### OBJECTIVE
Take the material and output all of it exactly.

[start of MATERIAL FOR THIS EXERCISE]

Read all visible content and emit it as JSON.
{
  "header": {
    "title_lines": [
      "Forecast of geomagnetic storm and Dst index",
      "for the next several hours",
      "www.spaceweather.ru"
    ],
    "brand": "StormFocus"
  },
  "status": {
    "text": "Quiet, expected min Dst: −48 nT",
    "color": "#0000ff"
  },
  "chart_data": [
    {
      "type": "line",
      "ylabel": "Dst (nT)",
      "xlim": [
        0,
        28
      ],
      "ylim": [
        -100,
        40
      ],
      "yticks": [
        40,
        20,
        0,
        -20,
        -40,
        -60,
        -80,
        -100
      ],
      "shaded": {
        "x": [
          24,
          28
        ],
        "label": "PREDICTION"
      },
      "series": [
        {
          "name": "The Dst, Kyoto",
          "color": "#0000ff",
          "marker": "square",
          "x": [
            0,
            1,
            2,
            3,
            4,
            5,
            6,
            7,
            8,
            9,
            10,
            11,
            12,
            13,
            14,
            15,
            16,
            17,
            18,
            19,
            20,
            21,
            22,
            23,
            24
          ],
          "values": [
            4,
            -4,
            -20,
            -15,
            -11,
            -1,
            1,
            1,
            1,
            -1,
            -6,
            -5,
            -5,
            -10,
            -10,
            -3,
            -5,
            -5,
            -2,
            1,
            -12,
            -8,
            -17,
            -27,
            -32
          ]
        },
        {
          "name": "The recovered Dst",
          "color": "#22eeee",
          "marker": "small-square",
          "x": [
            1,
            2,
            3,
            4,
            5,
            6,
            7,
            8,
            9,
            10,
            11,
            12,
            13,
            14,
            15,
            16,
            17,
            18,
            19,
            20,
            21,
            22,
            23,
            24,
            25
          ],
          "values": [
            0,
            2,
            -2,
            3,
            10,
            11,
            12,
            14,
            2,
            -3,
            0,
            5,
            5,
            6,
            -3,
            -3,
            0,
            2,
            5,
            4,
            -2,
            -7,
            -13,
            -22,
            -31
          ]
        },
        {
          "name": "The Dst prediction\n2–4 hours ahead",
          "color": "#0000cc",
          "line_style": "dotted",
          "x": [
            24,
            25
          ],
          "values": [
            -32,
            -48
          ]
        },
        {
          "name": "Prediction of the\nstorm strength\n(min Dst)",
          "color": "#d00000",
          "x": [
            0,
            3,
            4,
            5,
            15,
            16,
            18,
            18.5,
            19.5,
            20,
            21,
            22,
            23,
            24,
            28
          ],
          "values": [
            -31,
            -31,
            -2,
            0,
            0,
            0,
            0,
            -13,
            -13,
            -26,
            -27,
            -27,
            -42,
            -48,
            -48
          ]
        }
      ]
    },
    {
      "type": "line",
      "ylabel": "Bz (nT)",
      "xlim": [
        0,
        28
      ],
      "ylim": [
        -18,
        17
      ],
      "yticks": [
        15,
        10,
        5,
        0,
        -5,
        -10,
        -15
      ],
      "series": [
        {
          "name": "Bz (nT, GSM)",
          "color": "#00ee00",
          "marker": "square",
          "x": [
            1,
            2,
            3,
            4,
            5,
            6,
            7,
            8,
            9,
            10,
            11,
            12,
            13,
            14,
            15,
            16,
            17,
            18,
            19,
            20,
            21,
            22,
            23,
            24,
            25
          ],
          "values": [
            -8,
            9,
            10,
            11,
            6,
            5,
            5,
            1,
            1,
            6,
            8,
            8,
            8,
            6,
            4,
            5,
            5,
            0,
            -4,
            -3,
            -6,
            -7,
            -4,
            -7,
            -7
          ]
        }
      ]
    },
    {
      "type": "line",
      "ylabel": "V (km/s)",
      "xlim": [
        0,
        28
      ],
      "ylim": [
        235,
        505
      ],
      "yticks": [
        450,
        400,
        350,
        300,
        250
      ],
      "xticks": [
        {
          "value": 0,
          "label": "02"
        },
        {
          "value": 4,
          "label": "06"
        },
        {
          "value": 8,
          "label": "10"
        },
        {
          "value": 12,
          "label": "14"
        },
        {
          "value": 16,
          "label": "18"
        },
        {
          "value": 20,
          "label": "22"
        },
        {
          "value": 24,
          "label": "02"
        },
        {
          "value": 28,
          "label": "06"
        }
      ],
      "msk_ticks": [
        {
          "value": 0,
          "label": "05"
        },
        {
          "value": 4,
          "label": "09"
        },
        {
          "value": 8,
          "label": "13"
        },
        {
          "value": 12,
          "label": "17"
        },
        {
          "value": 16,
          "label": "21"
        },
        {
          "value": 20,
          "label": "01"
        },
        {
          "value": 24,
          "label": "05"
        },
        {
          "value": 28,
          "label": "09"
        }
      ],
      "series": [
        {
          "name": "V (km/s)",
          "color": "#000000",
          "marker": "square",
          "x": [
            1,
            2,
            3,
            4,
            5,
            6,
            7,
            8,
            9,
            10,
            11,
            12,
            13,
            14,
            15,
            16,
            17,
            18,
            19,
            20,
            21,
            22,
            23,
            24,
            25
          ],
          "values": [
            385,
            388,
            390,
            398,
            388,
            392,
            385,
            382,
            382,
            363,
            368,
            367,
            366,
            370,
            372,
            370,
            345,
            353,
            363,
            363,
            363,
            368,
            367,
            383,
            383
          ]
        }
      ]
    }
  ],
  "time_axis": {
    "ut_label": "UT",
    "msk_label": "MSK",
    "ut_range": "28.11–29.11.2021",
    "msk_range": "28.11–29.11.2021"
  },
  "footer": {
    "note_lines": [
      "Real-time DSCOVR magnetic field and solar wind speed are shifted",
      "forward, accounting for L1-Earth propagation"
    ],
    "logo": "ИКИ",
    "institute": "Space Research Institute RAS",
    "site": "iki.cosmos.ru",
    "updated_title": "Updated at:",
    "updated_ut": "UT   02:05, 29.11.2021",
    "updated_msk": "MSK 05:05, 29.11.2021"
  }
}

[end of MATERIAL FOR THIS EXERCISE]

### RESULT OF THIS EXERCISE
Read all visible content and emit it as JSON.
{
  "header": {
    "title_lines": [
      "Forecast of geomagnetic storm and Dst index",
      "for the next several hours",
      "www.spaceweather.ru"
    ],
    "brand": "StormFocus"
  },
  "status": {
    "text": "Quiet, expected min Dst: −48 nT",
    "color": "#0000ff"
  },
  "chart_data": [
    {
      "type": "line",
      "ylabel": "Dst (nT)",
      "xlim": [
        0,
        28
      ],
      "ylim": [
        -100,
        40
      ],
      "yticks": [
        40,
        20,
        0,
        -20,
        -40,
        -60,
        -80,
        -100
      ],
      "shaded": {
        "x": [
          24,
          28
        ],
        "label": "PREDICTION"
      },
      "series": [
        {
          "name": "The Dst, Kyoto",
          "color": "#0000ff",
          "marker": "square",
          "x": [
            0,
            1,
            2,
            3,
            4,
            5,
            6,
            7,
            8,
            9,
            10,
            11,
            12,
            13,
            14,
            15,
            16,
            17,
            18,
            19,
            20,
            21,
            22,
            23,
            24
          ],
          "values": [
            4,
            -4,
            -20,
            -15,
            -11,
            -1,
            1,
            1,
            1,
            -1,
            -6,
            -5,
            -5,
            -10,
            -10,
            -3,
            -5,
            -5,
            -2,
            1,
            -12,
            -8,
            -17,
            -27,
            -32
          ]
        },
        {
          "name": "The recovered Dst",
          "color": "#22eeee",
          "marker": "small-square",
          "x": [
            1,
            2,
            3,
            4,
            5,
            6,
            7,
            8,
            9,
            10,
            11,
            12,
            13,
            14,
            15,
            16,
            17,
            18,
            19,
            20,
            21,
            22,
            23,
            24,
            25
          ],
          "values": [
            0,
            2,
            -2,
            3,
            10,
            11,
            12,
            14,
            2,
            -3,
            0,
            5,
            5,
            6,
            -3,
            -3,
            0,
            2,
            5,
            4,
            -2,
            -7,
            -13,
            -22,
            -31
          ]
        },
        {
          "name": "The Dst prediction\n2–4 hours ahead",
          "color": "#0000cc",
          "line_style": "dotted",
          "x": [
            24,
            25
          ],
          "values": [
            -32,
            -48
          ]
        },
        {
          "name": "Prediction of the\nstorm strength\n(min Dst)",
          "color": "#d00000",
          "x": [
            0,
            3,
            4,
            5,
            15,
            16,
            18,
            18.5,
            19.5,
            20,
            21,
            22,
            23,
            24,
            28
          ],
          "values": [
            -31,
            -31,
            -2,
            0,
            0,
            0,
            0,
            -13,
            -13,
            -26,
            -27,
            -27,
            -42,
            -48,
            -48
          ]
        }
      ]
    },
    {
      "type": "line",
      "ylabel": "Bz (nT)",
      "xlim": [
        0,
        28
      ],
      "ylim": [
        -18,
        17
      ],
      "yticks": [
        15,
        10,
        5,
        0,
        -5,
        -10,
        -15
      ],
      "series": [
        {
          "name": "Bz (nT, GSM)",
          "color": "#00ee00",
          "marker": "square",
          "x": [
            1,
            2,
            3,
            4,
            5,
            6,
            7,
            8,
            9,
            10,
            11,
            12,
            13,
            14,
            15,
            16,
            17,
            18,
            19,
            20,
            21,
            22,
            23,
            24,
            25
          ],
          "values": [
            -8,
            9,
            10,
            11,
            6,
            5,
            5,
            1,
            1,
            6,
            8,
            8,
            8,
            6,
            4,
            5,
            5,
            0,
            -4,
            -3,
            -6,
            -7,
            -4,
            -7,
            -7
          ]
        }
      ]
    },
    {
      "type": "line",
      "ylabel": "V (km/s)",
      "xlim": [
        0,
        28
      ],
      "ylim": [
        235,
        505
      ],
      "yticks": [
        450,
        400,
        350,
        300,
        250
      ],
      "xticks": [
        {
          "value": 0,
          "label": "02"
        },
        {
          "value": 4,
          "label": "06"
        },
        {
          "value": 8,
          "label": "10"
        },
        {
          "value": 12,
          "label": "14"
        },
        {
          "value": 16,
          "label": "18"
        },
        {
          "value": 20,
          "label": "22"
        },
        {
          "value": 24,
          "label": "02"
        },
        {
          "value": 28,
          "label": "06"
        }
      ],
      "msk_ticks": [
        {
          "value": 0,
          "label": "05"
        },
        {
          "value": 4,
          "label": "09"
        },
        {
          "value": 8,
          "label": "13"
        },
        {
          "value": 12,
          "label": "17"
        },
        {
          "value": 16,
          "label": "21"
        },
        {
          "value": 20,
          "label": "01"
        },
        {
          "value": 24,
          "label": "05"
        },
        {
          "value": 28,
          "label": "09"
        }
      ],
      "series": [
        {
          "name": "V (km/s)",
          "color": "#000000",
          "marker": "square",
          "x": [
            1,
            2,
            3,
            4,
            5,
            6,
            7,
            8,
            9,
            10,
            11,
            12,
            13,
            14,
            15,
            16,
            17,
            18,
            19,
            20,
            21,
            22,
            23,
            24,
            25
          ],
          "values": [
            385,
            388,
            390,
            398,
            388,
            392,
            385,
            382,
            382,
            363,
            368,
            367,
            366,
            370,
            372,
            370,
            345,
            353,
            363,
            363,
            363,
            368,
            367,
            383,
            383
          ]
        }
      ]
    }
  ],
  "time_axis": {
    "ut_label": "UT",
    "msk_label": "MSK",
    "ut_range": "28.11–29.11.2021",
    "msk_range": "28.11–29.11.2021"
  },
  "footer": {
    "note_lines": [
      "Real-time DSCOVR magnetic field and solar wind speed are shifted",
      "forward, accounting for L1-Earth propagation"
    ],
    "logo": "ИКИ",
    "institute": "Space Research Institute RAS",
    "site": "iki.cosmos.ru",
    "updated_title": "Updated at:",
    "updated_ut": "UT   02:05, 29.11.2021",
    "updated_msk": "MSK 05:05, 29.11.2021"
  }
}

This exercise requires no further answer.